- [Directions for this task]: Copy the records below exactly, leaving out every picture.

Collected data
================
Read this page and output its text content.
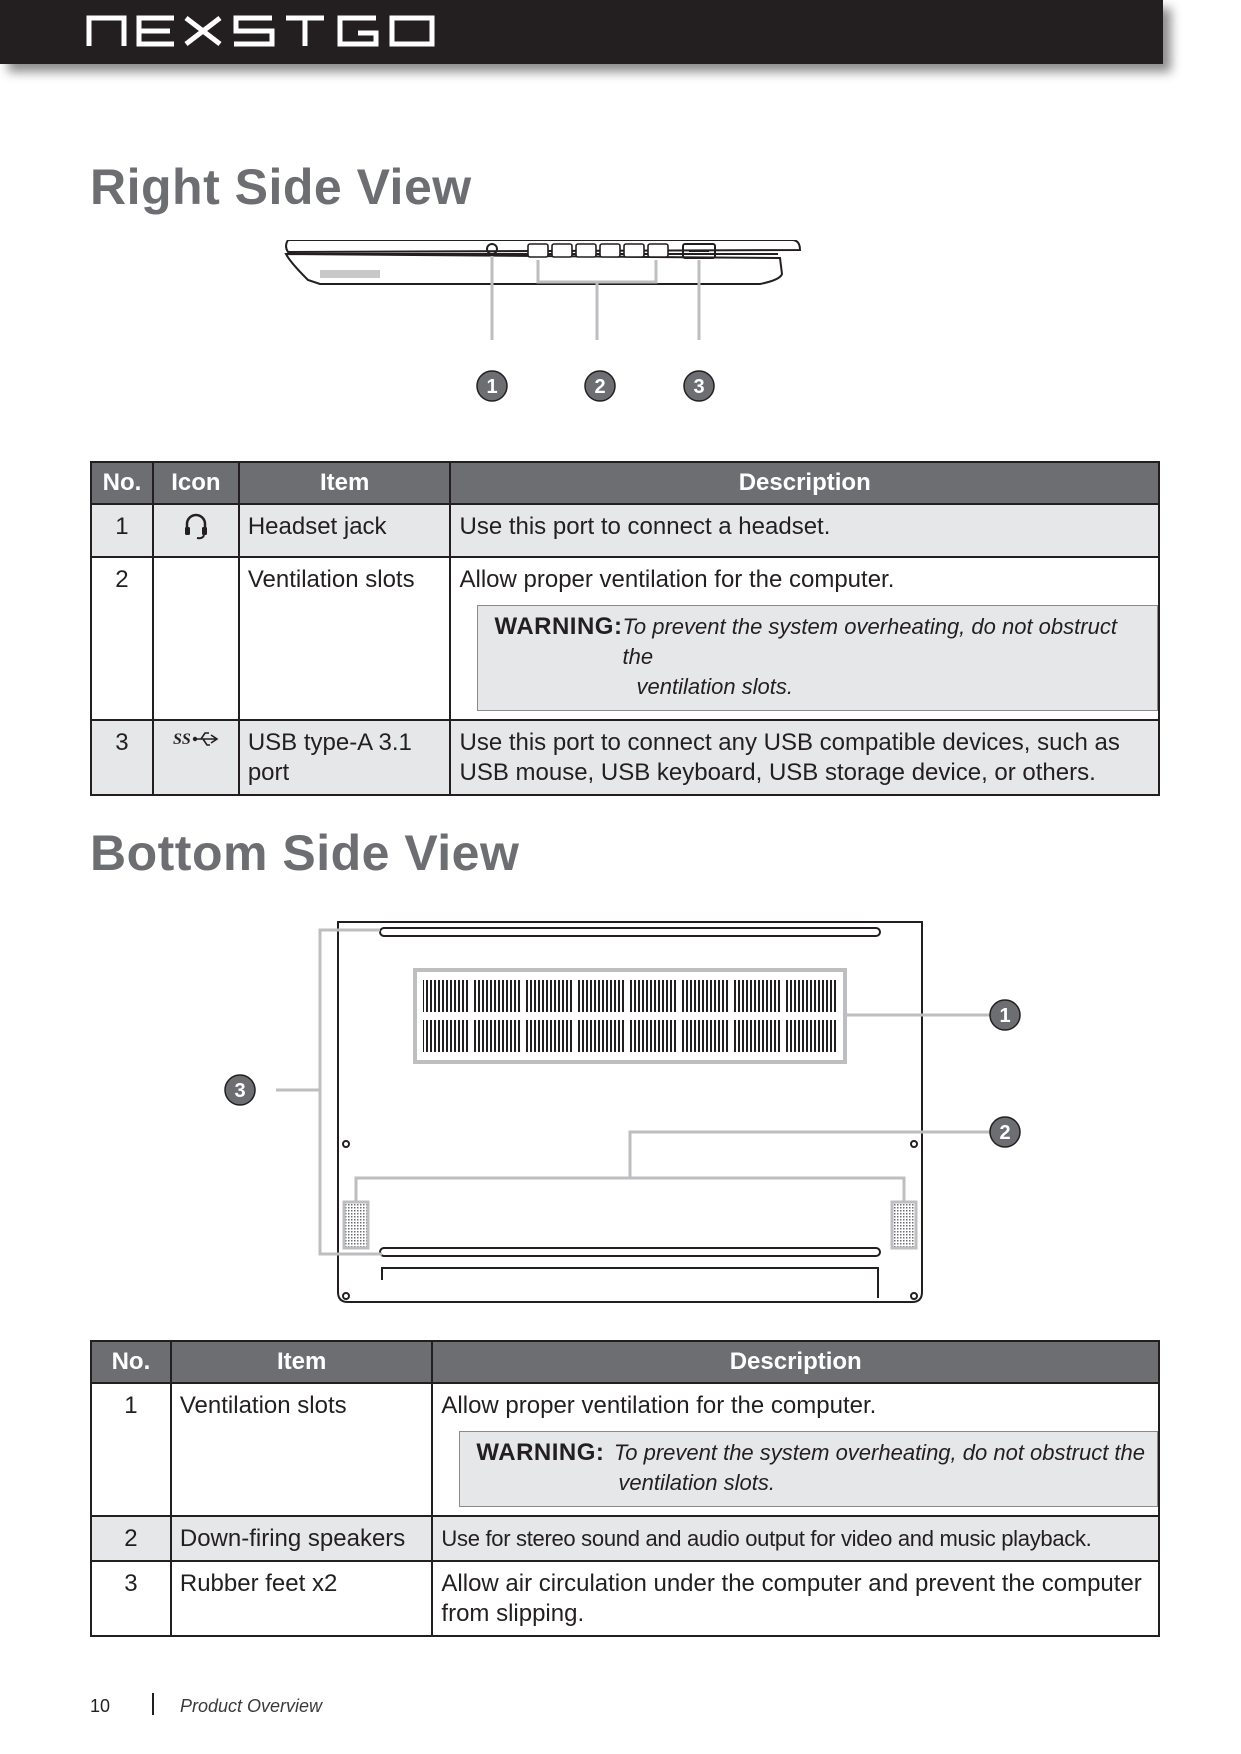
Right Side View
1	2	3
No.	Icon	Item	Description
1		Headset jack	Use this port to connect a headset.
2		Ventilation slots	Allow proper ventilation for the computer.
WARNING: To prevent the system overheating, do not obstruct the
ventilation slots.

3	SS	USB type-A 3.1 port	Use this port to connect any USB compatible devices, such as USB mouse, USB keyboard, USB storage device, or others.
Bottom Side View
1
2
3
No.	Item	Description
1	Ventilation slots	Allow proper ventilation for the computer.
WARNING: To prevent the system overheating, do not obstruct the
ventilation slots.

2	Down-firing speakers	Use for stereo sound and audio output for video and music playback.
3	Rubber feet x2	Allow air circulation under the computer and prevent the computer from slipping.
10	Product Overview
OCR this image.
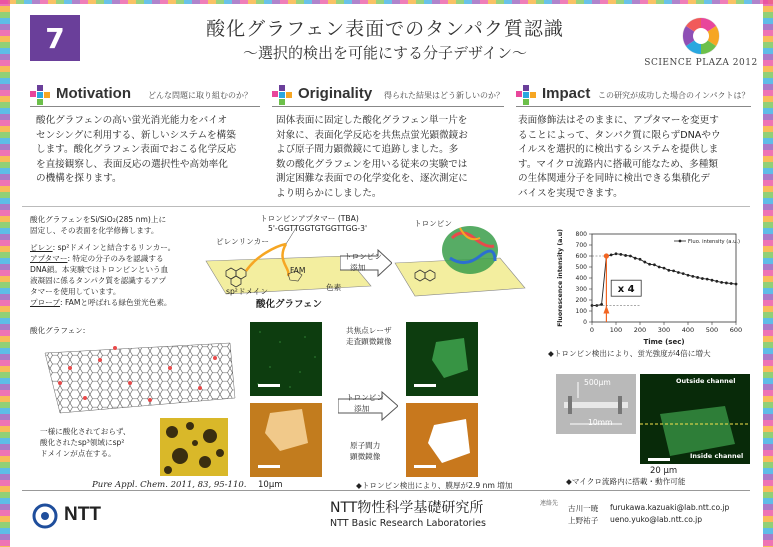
7	酸化グラフェン表面でのタンパク質認識
～選択的検出を可能にする分子デザイン～
SCIENCE PLAZA 2012
Motivation どんな問題に取り組むのか？
酸化グラフェンの高い蛍光消光能力をバイオ
センシングに利用する、新しいシステムを構築
します。酸化グラフェン表面でおこる化学反応
を直接観察し、表面反応の選択性や高効率化
の機構を探ります。
Originality 得られた結果はどう新しいのか？
固体表面に固定した酸化グラフェン単一片を
対象に、表面化学反応を共焦点蛍光顕微鏡お
よび原子間力顕微鏡にて追跡しました。多
数の酸化グラフェンを用いる従来の実験では
測定困難な表面での化学変化を、逐次測定に
より明らかにしました。
Impact この研究が成功した場合のインパクトは？
表面修飾法はそのままに、アプタマーを変更す
ることによって、タンパク質に限らずDNAやウ
イルスを選択的に検出するシステムを提供しま
す。マイクロ流路内に搭載可能なため、多種類
の生体関連分子を同時に検出できる集積化デ
バイスを実現できます。
酸化グラフェンをSi/SiO₂(285 nm)上に
固定し、その表面を化学修飾します。
ピレン: sp²ドメインと結合するリンカー。
アプタマー: 特定の分子のみを認識する
DNA鎖。本実験ではトロンビンという血
液凝固に係るタンパク質を認識するアプ
タマーを使用しています。
プローブ: FAMと呼ばれる緑色蛍光色素。
酸化グラフェン:
一様に酸化されておらず、
酸化されたsp³領域にsp²
ドメインが点在する。
Pure Appl. Chem. 2011, 83, 95-110.
トロンビンアプタマー (TBA)
5'-GGTTGGTGTGGTTGG-3'
ピレンリンカー
FAM
色素
sp²ドメイン
酸化グラフェン
トロンビン
添加
トロンビン
10μm
共焦点レーザ
走査顕微鏡像
トロンビン
添加
原子間力
顕微鏡像
◆トロンビン検出により、膜厚が2.9 nm 増加
0 100 200 300 400 500 600
0
100
200
300
400
500
600
700
800
Time (sec)
Fluorescence intensity (a.u)	Fluo. intensity (a.u.)
x 4
◆トロンビン検出により、蛍光強度が4倍に増大
500μm
10mm
Outside channel
Inside channel
20 μm
◆マイクロ流路内に搭載・動作可能
NTT	NTT物性科学基礎研究所
NTT Basic Research Laboratories
連絡先
古川一暁 furukawa.kazuaki@lab.ntt.co.jp
上野祐子 ueno.yuko@lab.ntt.co.jp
================
- [Finished exercise]:
Read this page and output its text content.
Right Side View
1	2	3
No.	Icon	Item	Description
1		Headset jack	Use this port to connect a headset.
2		Ventilation slots	Allow proper ventilation for the computer.
WARNING: To prevent the system overheating, do not obstruct the
ventilation slots.

3	SS	USB type-A 3.1 port	Use this port to connect any USB compatible devices, such as USB mouse, USB keyboard, USB storage device, or others.
Bottom Side View
1
2
3
No.	Item	Description
1	Ventilation slots	Allow proper ventilation for the computer.
WARNING: To prevent the system overheating, do not obstruct the
ventilation slots.

2	Down-firing speakers	Use for stereo sound and audio output for video and music playback.
3	Rubber feet x2	Allow air circulation under the computer and prevent the computer from slipping.
10	Product Overview
OCR this image.
7	酸化グラフェン表面でのタンパク質認識
～選択的検出を可能にする分子デザイン～
SCIENCE PLAZA 2012
Motivation どんな問題に取り組むのか？
酸化グラフェンの高い蛍光消光能力をバイオ
センシングに利用する、新しいシステムを構築
します。酸化グラフェン表面でおこる化学反応
を直接観察し、表面反応の選択性や高効率化
の機構を探ります。
Originality 得られた結果はどう新しいのか？
固体表面に固定した酸化グラフェン単一片を
対象に、表面化学反応を共焦点蛍光顕微鏡お
よび原子間力顕微鏡にて追跡しました。多
数の酸化グラフェンを用いる従来の実験では
測定困難な表面での化学変化を、逐次測定に
より明らかにしました。
Impact この研究が成功した場合のインパクトは？
表面修飾法はそのままに、アプタマーを変更す
ることによって、タンパク質に限らずDNAやウ
イルスを選択的に検出するシステムを提供しま
す。マイクロ流路内に搭載可能なため、多種類
の生体関連分子を同時に検出できる集積化デ
バイスを実現できます。
酸化グラフェンをSi/SiO₂(285 nm)上に
固定し、その表面を化学修飾します。
ピレン: sp²ドメインと結合するリンカー。
アプタマー: 特定の分子のみを認識する
DNA鎖。本実験ではトロンビンという血
液凝固に係るタンパク質を認識するアプ
タマーを使用しています。
プローブ: FAMと呼ばれる緑色蛍光色素。
酸化グラフェン:
一様に酸化されておらず、
酸化されたsp³領域にsp²
ドメインが点在する。
Pure Appl. Chem. 2011, 83, 95-110.
トロンビンアプタマー (TBA)
5'-GGTTGGTGTGGTTGG-3'
ピレンリンカー
FAM
色素
sp²ドメイン
酸化グラフェン
トロンビン
添加
トロンビン
10μm
共焦点レーザ
走査顕微鏡像
トロンビン
添加
原子間力
顕微鏡像
◆トロンビン検出により、膜厚が2.9 nm 増加
0 100 200 300 400 500 600
0
100
200
300
400
500
600
700
800
Time (sec)
Fluorescence intensity (a.u)	Fluo. intensity (a.u.)
x 4
◆トロンビン検出により、蛍光強度が4倍に増大
500μm
10mm
Outside channel
Inside channel
20 μm
◆マイクロ流路内に搭載・動作可能
NTT	NTT物性科学基礎研究所
NTT Basic Research Laboratories
連絡先
古川一暁 furukawa.kazuaki@lab.ntt.co.jp
上野祐子 ueno.yuko@lab.ntt.co.jp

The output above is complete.